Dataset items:
(begin)

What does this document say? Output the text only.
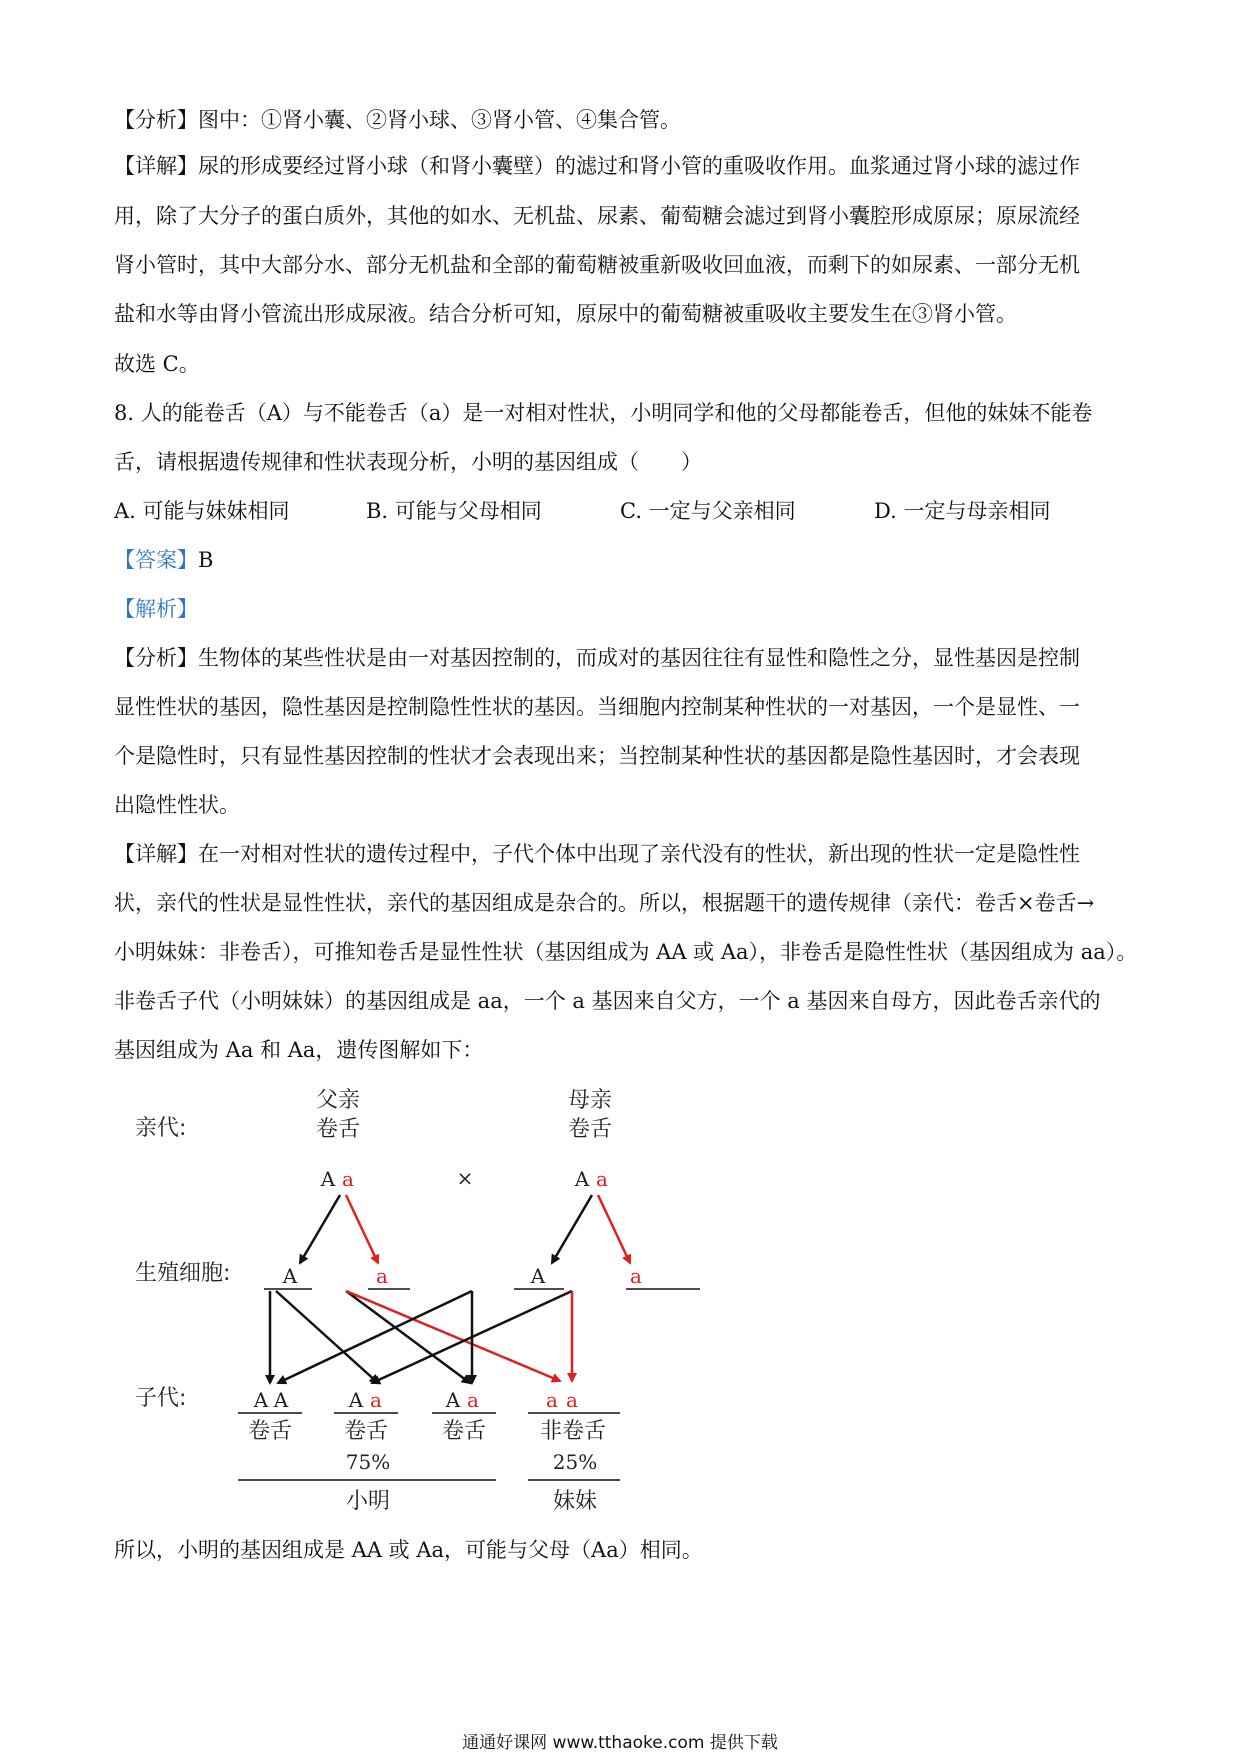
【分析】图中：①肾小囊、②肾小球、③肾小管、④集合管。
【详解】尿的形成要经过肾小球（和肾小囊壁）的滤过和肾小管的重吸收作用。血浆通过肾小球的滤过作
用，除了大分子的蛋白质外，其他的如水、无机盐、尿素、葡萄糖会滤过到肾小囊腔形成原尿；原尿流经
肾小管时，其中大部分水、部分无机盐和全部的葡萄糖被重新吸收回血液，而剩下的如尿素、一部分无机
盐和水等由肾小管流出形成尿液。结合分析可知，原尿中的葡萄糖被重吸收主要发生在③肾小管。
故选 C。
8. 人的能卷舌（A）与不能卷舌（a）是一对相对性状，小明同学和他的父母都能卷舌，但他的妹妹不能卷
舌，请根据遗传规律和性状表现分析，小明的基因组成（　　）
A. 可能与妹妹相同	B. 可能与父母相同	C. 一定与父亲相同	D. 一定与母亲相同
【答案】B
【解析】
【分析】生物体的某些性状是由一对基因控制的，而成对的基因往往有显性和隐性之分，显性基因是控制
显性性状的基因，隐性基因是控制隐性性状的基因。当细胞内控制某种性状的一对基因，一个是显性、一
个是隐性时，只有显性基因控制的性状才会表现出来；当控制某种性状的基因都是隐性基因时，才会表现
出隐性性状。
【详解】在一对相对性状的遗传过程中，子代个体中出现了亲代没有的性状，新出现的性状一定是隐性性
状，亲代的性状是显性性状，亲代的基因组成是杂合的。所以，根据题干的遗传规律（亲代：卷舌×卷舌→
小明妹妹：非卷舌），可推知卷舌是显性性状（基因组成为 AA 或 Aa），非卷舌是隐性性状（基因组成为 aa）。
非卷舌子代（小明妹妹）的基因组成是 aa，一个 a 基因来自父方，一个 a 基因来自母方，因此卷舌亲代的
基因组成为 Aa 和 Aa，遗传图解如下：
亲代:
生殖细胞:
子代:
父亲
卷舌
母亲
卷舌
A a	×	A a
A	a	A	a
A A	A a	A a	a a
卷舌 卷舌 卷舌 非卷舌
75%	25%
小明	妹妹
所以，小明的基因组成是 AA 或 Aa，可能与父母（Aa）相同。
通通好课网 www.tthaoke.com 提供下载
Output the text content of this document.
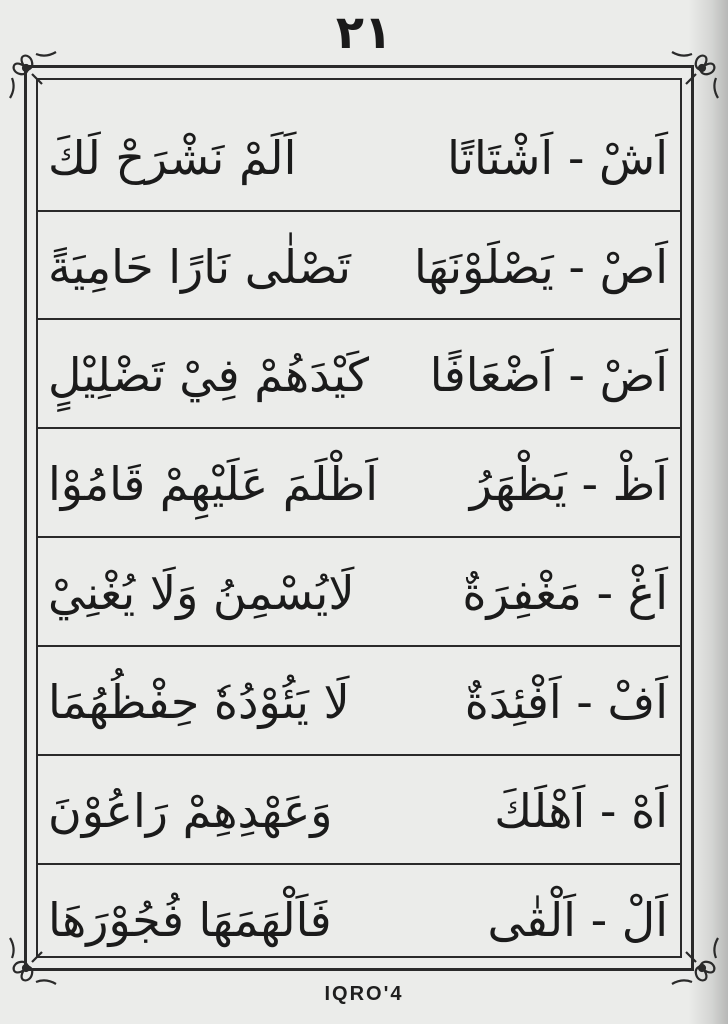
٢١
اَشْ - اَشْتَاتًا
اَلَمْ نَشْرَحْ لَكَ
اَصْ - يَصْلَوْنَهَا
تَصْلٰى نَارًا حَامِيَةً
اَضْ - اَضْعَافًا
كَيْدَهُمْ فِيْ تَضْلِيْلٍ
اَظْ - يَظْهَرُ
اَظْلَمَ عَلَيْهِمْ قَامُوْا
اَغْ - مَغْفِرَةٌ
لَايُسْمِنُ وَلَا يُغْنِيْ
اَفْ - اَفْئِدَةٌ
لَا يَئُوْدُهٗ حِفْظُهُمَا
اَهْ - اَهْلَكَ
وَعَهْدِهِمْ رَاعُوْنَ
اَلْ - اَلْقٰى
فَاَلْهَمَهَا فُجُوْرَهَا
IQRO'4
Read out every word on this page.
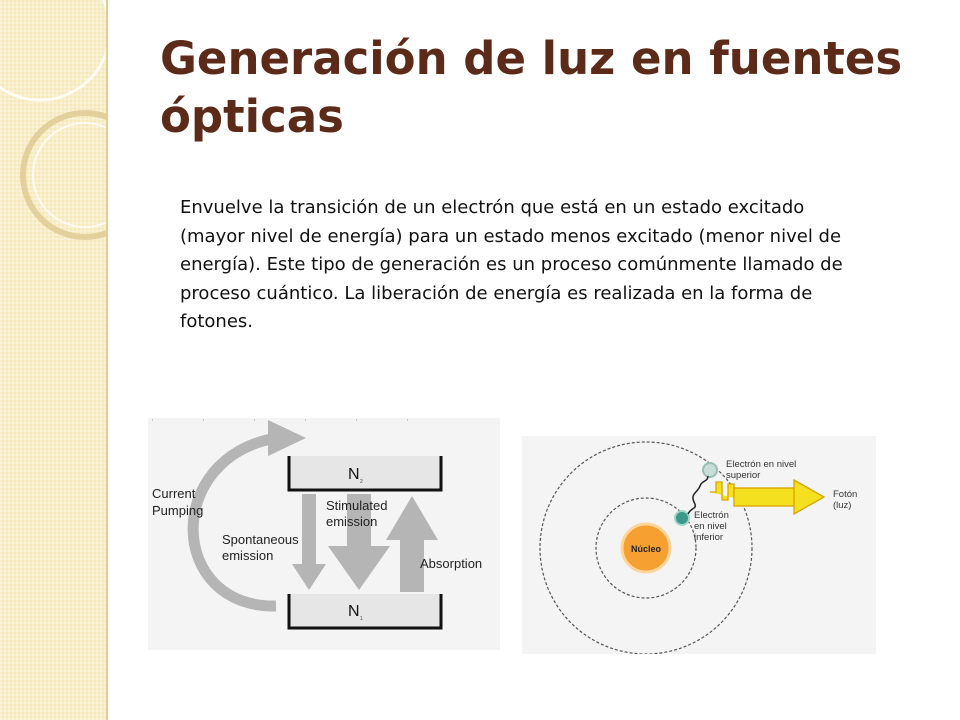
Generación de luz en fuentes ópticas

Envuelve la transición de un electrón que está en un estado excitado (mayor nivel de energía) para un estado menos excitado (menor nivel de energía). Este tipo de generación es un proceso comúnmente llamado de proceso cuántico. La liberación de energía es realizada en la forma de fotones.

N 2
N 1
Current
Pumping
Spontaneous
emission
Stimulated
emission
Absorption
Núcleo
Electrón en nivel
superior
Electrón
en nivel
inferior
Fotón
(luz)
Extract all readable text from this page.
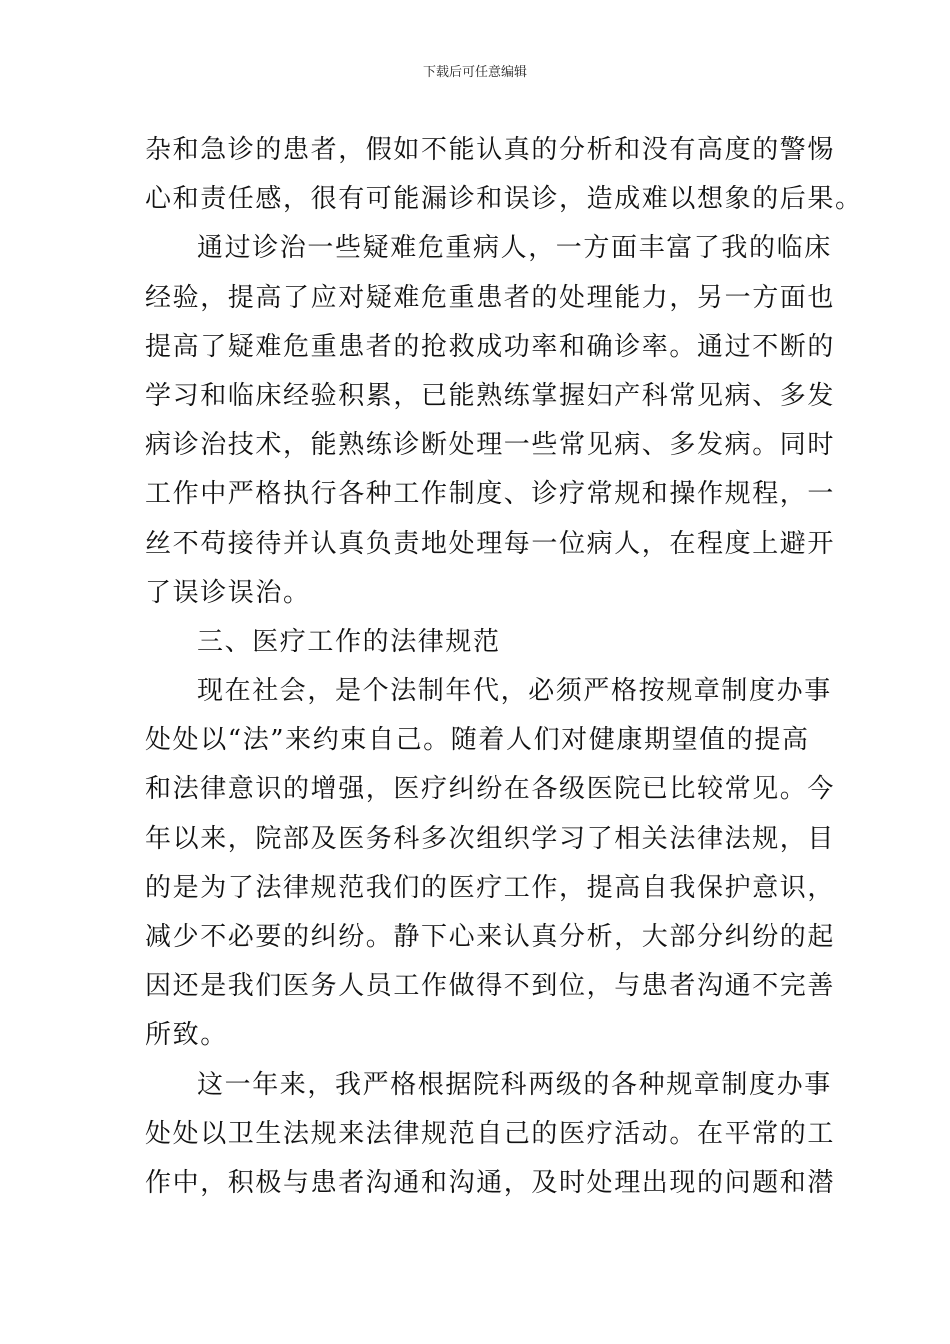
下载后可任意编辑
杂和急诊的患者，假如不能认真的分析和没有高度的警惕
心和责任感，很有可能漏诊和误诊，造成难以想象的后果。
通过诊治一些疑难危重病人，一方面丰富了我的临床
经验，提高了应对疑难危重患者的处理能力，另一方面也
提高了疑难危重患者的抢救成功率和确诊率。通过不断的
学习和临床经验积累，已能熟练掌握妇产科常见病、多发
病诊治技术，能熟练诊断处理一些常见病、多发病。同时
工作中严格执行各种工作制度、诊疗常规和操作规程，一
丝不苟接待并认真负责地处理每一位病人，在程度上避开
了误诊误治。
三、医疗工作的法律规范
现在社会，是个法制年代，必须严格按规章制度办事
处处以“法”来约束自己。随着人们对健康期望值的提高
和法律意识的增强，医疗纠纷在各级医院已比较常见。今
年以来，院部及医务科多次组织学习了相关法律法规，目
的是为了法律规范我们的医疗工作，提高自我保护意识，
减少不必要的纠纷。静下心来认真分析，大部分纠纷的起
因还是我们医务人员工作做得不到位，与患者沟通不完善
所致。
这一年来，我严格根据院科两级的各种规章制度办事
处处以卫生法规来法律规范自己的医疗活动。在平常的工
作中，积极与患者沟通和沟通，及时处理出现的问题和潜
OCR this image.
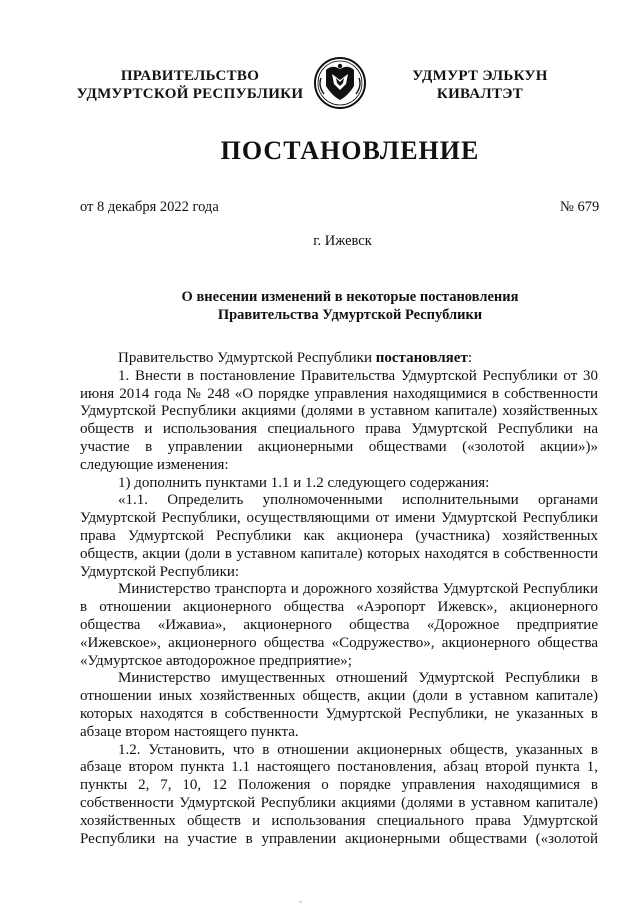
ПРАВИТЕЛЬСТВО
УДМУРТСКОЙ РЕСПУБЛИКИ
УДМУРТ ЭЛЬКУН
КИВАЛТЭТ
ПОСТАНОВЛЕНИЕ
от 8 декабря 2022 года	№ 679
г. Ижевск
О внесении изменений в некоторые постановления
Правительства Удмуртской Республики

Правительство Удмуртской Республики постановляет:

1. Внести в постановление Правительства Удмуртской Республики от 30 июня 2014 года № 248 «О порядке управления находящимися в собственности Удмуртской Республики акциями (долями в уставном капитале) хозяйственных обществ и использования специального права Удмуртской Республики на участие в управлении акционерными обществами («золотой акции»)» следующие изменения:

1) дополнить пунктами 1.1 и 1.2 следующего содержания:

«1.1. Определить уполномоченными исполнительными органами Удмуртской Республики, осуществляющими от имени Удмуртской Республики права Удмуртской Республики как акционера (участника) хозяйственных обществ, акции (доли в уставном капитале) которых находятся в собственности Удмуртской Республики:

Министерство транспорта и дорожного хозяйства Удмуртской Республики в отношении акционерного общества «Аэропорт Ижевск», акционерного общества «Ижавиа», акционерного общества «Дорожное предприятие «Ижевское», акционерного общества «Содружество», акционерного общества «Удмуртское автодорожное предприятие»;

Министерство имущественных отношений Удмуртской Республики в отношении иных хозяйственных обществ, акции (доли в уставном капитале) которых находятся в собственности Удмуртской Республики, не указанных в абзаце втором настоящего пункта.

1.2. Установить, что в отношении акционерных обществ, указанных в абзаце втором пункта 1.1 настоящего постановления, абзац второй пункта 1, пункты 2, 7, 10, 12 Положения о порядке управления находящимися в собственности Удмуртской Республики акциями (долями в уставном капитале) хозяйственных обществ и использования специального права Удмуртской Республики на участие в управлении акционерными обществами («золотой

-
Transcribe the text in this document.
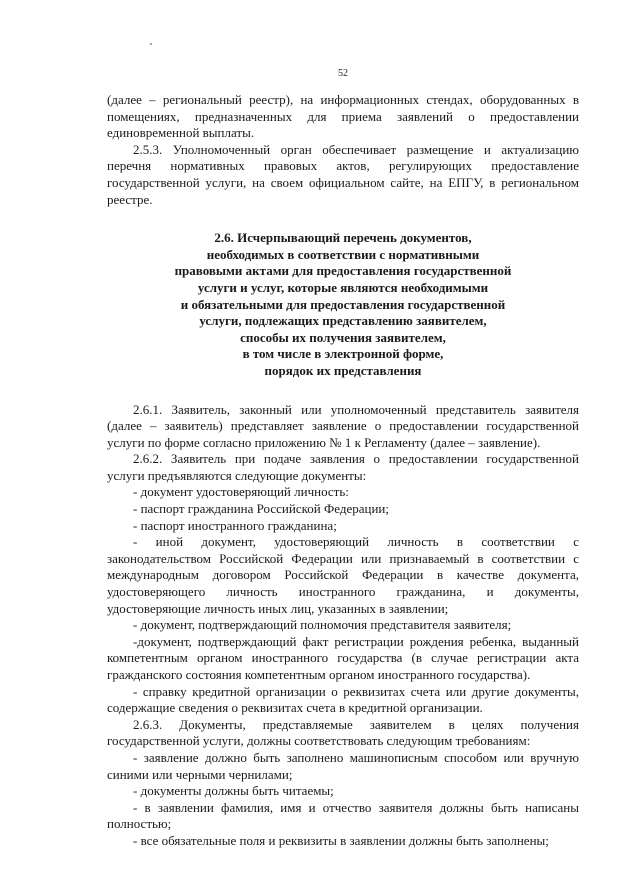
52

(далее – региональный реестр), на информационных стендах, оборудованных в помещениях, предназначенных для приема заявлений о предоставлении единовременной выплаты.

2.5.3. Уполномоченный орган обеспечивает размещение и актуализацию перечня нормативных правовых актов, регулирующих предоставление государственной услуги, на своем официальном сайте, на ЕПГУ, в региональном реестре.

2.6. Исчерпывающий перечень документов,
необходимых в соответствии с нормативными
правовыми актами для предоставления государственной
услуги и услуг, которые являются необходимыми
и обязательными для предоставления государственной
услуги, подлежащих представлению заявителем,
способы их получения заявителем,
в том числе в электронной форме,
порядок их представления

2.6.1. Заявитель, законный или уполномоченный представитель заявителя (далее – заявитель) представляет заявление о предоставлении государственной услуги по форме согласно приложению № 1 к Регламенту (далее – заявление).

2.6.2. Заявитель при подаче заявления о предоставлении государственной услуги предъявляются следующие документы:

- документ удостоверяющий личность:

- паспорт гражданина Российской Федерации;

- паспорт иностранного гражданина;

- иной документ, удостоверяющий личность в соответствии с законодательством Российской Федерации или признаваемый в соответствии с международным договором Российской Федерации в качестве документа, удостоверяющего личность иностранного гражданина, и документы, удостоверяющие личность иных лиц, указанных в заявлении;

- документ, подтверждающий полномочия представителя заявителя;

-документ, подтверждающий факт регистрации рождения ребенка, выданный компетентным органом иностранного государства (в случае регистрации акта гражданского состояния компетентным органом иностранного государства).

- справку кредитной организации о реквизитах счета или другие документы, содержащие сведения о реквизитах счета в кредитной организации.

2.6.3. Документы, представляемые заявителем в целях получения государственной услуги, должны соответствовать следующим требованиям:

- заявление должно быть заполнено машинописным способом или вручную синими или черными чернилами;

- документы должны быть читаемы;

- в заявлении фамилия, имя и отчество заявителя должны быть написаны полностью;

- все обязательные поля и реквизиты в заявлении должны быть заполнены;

(end)

Exercise objective →
From the listing, copy each line containing the word "подтверждающий".

Response →
- документ, подтверждающий полномочия представителя заявителя;
-документ, подтверждающий факт регистрации рождения ребенка, выданный компетентным органом иностранного государства (в случае регистрации акта гражданского состояния компетентным органом иностранного государства).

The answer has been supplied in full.